### Stated exercise
Return each line containing the string "image".
--- start ---
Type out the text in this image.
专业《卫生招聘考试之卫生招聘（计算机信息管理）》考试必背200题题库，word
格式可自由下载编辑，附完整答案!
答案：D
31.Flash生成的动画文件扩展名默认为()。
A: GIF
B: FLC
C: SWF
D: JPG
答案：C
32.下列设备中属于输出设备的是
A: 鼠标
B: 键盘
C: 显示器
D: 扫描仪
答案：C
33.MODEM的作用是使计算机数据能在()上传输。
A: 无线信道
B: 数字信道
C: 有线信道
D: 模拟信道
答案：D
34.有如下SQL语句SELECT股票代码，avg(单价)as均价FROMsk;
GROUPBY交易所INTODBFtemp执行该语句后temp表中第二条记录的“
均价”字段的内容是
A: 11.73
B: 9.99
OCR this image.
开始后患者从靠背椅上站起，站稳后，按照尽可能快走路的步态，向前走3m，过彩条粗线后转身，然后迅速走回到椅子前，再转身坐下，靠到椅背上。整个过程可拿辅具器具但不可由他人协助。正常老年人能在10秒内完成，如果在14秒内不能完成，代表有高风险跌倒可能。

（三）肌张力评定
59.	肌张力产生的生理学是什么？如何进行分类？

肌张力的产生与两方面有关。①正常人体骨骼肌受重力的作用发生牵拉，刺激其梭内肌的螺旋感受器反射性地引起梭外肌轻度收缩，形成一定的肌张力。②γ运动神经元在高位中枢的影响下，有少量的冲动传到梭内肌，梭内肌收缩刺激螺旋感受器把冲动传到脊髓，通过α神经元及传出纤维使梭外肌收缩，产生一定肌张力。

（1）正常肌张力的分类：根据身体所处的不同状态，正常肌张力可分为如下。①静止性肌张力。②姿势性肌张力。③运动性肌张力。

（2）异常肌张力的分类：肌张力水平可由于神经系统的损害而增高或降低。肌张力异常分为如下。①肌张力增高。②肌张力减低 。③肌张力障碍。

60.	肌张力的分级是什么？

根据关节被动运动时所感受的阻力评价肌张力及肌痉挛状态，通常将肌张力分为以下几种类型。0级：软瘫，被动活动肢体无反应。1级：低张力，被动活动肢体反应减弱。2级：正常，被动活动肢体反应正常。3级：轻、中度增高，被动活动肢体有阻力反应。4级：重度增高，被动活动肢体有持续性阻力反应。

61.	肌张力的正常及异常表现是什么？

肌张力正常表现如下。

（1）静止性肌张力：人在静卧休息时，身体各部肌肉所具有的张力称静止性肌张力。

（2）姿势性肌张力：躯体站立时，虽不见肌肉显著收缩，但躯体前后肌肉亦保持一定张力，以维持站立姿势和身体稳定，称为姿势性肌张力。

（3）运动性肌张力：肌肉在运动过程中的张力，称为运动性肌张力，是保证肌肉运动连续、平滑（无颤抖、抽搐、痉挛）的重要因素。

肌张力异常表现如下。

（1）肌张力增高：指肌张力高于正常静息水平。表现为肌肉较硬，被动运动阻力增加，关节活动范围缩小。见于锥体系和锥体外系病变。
--- end ---
### Correct answer
Type out the text in this image.
OCR this image.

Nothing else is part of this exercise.